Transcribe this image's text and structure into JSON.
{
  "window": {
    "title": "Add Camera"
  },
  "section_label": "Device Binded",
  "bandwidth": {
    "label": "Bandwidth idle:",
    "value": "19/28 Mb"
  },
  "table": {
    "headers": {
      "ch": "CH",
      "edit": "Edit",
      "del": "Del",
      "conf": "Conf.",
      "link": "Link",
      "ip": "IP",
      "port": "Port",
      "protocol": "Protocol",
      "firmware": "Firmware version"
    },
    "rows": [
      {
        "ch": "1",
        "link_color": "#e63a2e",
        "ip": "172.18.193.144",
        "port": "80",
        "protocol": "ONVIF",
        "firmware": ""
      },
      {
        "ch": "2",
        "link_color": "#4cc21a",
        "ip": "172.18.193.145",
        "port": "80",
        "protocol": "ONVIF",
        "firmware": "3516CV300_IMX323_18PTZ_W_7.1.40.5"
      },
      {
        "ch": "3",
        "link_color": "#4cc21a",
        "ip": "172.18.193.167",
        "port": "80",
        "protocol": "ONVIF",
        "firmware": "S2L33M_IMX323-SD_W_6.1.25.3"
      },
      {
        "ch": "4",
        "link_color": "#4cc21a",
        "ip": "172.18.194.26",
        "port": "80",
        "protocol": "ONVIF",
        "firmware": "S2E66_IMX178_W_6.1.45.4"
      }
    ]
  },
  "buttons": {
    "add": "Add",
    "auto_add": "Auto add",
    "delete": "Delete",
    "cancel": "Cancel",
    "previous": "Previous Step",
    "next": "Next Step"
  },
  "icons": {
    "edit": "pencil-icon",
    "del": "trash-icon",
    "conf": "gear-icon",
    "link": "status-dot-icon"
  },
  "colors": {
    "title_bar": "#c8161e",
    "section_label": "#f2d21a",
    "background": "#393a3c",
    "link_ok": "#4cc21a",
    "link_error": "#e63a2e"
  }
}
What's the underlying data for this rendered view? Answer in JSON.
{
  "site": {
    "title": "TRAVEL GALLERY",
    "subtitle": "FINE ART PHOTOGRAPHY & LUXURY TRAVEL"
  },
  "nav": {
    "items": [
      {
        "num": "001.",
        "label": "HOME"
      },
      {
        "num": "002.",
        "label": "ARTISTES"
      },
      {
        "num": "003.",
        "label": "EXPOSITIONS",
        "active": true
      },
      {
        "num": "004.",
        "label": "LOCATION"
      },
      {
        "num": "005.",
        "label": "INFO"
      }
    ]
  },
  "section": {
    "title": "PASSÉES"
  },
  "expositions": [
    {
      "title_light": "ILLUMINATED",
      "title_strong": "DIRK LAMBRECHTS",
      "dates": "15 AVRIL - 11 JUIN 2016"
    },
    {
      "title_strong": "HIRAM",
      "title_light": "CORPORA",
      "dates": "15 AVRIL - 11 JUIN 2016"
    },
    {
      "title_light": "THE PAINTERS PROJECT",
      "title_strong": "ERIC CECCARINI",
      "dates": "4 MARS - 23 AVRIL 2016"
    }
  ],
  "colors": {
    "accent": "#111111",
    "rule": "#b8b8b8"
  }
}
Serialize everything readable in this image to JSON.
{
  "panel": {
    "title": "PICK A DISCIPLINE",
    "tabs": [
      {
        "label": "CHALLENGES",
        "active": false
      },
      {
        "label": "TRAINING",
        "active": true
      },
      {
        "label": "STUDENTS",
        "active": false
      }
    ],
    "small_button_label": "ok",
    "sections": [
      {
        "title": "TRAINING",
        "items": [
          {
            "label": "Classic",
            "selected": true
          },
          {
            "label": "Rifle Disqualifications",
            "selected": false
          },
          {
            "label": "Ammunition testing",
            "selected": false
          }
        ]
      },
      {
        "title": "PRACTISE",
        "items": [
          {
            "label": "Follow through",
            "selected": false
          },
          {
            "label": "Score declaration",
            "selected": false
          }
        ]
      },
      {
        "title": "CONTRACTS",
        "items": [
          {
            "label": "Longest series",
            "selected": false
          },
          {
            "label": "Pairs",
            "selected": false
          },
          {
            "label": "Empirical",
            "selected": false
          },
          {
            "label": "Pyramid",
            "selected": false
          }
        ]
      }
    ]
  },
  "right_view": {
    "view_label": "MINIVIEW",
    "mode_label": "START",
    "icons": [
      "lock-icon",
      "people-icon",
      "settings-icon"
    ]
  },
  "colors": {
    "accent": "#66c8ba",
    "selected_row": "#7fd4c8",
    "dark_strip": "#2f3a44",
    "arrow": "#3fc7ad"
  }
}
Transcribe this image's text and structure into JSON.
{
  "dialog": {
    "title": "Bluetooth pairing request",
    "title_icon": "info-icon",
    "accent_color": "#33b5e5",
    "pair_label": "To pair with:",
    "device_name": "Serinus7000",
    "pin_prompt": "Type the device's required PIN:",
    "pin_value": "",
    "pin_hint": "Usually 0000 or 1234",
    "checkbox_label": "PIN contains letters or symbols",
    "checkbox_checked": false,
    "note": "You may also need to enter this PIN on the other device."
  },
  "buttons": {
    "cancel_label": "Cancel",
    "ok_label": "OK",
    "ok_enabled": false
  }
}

§ §

**WRITTEN TASK:** Count the lines above that contain the word "JSON", and reply with only that number.

**SOLUTION TO THE EXERCISE:** 4